Directions for this task: For each line below that contains the string "Performance", copy that line.

____ Exercise materials

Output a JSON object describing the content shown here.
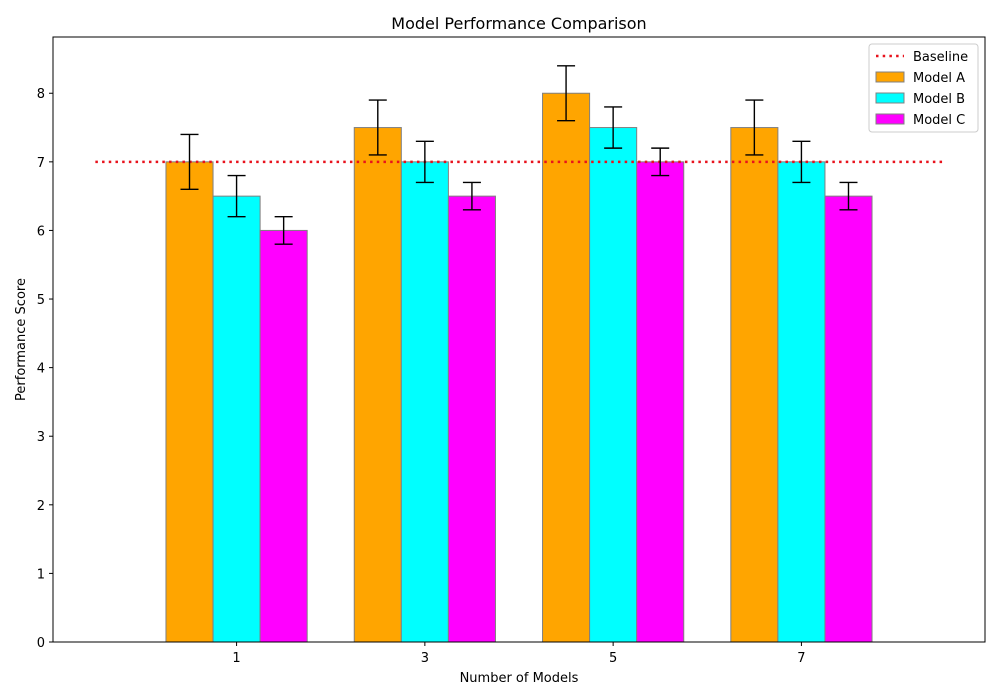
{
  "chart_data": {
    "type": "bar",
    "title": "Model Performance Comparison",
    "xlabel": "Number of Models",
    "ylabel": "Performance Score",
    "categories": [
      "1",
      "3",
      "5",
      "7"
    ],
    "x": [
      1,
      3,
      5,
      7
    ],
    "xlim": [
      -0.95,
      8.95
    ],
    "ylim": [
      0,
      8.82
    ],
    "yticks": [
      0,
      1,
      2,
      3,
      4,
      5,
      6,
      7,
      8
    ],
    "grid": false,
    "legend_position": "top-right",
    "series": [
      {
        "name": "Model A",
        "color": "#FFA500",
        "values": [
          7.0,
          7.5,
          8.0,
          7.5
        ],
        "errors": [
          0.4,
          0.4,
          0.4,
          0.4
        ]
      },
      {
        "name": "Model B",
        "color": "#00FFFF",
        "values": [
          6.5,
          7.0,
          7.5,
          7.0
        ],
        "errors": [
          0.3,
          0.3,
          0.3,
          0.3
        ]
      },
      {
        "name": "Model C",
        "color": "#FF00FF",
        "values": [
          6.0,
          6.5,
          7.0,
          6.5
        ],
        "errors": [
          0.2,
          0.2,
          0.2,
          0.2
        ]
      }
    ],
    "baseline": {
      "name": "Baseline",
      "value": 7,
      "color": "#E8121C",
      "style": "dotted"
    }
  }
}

________
____ Exercise materials

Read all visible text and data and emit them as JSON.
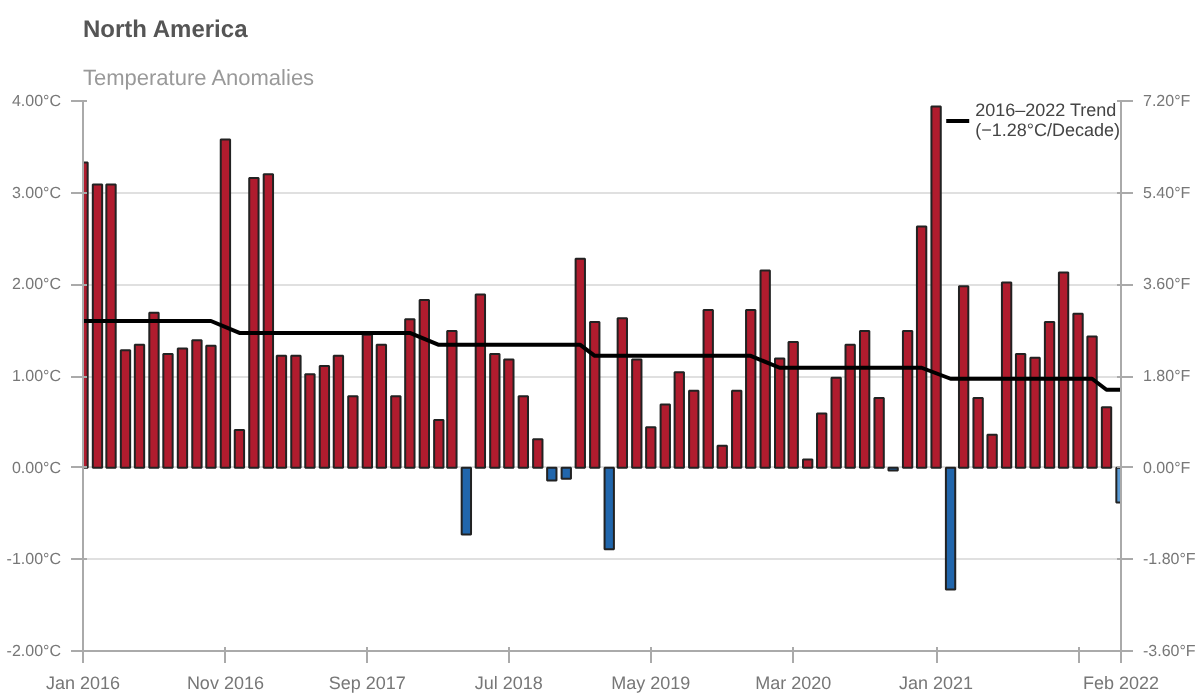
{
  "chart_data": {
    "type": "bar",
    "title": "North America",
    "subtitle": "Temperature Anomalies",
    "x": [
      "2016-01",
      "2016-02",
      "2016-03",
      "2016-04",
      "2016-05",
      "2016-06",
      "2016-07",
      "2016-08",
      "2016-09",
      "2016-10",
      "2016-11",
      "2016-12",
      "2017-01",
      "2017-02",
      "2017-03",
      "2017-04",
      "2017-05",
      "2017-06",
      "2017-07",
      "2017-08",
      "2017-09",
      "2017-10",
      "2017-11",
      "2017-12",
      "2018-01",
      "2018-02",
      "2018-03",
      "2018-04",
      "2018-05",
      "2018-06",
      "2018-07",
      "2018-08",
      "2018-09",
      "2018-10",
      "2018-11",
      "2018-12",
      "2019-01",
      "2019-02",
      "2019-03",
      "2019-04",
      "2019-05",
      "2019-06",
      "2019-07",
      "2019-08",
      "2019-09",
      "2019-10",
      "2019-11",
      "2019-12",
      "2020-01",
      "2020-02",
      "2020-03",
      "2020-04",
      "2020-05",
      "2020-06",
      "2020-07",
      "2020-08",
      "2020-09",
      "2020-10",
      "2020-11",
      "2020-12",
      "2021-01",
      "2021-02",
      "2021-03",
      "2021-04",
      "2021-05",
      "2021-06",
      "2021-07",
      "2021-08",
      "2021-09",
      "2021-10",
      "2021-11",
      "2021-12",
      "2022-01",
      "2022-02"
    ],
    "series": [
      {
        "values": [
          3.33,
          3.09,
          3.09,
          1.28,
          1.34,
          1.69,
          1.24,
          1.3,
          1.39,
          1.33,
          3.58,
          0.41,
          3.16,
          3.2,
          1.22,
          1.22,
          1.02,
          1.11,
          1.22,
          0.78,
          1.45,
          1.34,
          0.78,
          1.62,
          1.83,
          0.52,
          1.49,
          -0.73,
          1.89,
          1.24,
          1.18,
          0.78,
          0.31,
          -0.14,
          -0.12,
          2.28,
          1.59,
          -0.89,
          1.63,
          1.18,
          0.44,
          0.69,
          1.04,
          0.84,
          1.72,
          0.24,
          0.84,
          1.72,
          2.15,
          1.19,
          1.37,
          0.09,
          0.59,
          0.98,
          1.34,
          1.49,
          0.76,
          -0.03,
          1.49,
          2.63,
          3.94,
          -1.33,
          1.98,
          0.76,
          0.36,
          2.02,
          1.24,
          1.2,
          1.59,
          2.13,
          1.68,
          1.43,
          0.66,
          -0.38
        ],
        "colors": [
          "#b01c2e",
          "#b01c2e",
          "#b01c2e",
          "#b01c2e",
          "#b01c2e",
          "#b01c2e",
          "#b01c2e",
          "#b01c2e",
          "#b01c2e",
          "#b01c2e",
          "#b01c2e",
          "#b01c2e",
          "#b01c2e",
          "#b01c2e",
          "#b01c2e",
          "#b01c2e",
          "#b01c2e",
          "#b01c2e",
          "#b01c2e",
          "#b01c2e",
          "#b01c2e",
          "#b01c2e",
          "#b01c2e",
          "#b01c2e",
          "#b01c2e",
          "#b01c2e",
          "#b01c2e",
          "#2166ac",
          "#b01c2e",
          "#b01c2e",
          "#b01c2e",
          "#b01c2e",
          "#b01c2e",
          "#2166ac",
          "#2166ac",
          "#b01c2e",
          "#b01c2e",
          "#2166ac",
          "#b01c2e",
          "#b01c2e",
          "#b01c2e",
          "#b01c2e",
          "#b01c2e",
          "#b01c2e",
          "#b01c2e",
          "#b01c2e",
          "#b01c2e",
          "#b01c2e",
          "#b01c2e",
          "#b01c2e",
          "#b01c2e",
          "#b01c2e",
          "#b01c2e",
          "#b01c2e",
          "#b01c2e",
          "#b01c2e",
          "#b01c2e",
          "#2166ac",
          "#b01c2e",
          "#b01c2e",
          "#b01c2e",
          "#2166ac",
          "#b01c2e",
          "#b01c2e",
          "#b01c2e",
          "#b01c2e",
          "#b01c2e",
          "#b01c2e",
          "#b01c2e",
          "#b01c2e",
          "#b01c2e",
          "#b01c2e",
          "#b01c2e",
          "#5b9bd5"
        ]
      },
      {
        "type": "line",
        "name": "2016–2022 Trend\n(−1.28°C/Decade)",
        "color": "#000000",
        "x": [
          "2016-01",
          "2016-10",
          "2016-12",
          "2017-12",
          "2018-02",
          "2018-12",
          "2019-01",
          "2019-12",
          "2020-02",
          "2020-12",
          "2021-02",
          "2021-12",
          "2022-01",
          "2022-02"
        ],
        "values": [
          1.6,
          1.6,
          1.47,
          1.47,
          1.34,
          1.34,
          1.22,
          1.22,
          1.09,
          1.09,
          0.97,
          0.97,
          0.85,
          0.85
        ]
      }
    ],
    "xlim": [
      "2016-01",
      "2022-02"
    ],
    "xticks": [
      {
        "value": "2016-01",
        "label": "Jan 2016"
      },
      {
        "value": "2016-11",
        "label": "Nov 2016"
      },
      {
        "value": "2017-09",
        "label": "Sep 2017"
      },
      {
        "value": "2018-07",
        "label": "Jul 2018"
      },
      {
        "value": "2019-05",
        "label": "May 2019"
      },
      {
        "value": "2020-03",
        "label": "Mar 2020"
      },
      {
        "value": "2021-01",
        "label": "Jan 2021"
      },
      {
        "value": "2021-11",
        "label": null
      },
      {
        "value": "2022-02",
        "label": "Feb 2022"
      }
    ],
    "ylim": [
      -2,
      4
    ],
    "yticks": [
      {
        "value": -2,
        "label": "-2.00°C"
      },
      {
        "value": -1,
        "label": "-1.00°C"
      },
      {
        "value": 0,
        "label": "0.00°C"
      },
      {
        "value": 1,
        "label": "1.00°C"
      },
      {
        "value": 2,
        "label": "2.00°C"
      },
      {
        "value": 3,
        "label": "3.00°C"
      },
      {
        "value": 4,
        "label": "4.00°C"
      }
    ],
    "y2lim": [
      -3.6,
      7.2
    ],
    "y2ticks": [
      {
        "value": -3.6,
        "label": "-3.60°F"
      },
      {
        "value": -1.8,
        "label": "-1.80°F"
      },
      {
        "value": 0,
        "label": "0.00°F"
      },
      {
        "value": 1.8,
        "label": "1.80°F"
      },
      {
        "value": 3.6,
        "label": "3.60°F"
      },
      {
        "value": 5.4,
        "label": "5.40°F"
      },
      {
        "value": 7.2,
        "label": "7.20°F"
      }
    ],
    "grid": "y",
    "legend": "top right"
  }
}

________

The output:
    "title": "Model Performance Comparison",
    "ylabel": "Performance Score",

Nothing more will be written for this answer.